Track down every line below that holds "secondo" and copy it.

Material provided:
┌──

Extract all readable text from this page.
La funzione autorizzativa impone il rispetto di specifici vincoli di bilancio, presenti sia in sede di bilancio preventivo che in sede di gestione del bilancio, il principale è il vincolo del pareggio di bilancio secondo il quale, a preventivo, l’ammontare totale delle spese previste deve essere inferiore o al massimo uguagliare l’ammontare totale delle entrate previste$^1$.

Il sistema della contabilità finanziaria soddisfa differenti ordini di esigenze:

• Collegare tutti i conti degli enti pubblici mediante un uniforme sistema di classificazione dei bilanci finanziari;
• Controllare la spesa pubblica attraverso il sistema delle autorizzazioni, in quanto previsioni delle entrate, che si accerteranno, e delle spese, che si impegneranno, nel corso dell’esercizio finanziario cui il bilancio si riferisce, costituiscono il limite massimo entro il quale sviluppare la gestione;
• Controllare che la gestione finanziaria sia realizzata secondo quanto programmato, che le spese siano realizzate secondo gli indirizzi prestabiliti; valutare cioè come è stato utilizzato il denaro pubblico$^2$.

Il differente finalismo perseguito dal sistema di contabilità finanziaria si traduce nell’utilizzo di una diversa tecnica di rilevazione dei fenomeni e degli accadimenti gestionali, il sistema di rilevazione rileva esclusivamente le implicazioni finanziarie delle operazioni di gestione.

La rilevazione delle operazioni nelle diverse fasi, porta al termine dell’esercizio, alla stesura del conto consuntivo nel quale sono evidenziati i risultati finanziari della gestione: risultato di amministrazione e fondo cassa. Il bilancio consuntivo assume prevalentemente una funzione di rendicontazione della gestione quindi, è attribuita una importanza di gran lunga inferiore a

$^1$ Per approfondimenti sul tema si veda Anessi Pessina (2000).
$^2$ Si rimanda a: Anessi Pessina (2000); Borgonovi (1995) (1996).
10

└──

Answer:
La funzione autorizzativa impone il rispetto di specifici vincoli di bilancio, presenti sia in sede di bilancio preventivo che in sede di gestione del bilancio, il principale è il vincolo del pareggio di bilancio secondo il quale, a preventivo, l’ammontare totale delle spese previste deve essere inferiore o al massimo uguagliare l’ammontare totale delle entrate previste$^1$.
• Controllare che la gestione finanziaria sia realizzata secondo quanto programmato, che le spese siano realizzate secondo gli indirizzi prestabiliti; valutare cioè come è stato utilizzato il denaro pubblico$^2$.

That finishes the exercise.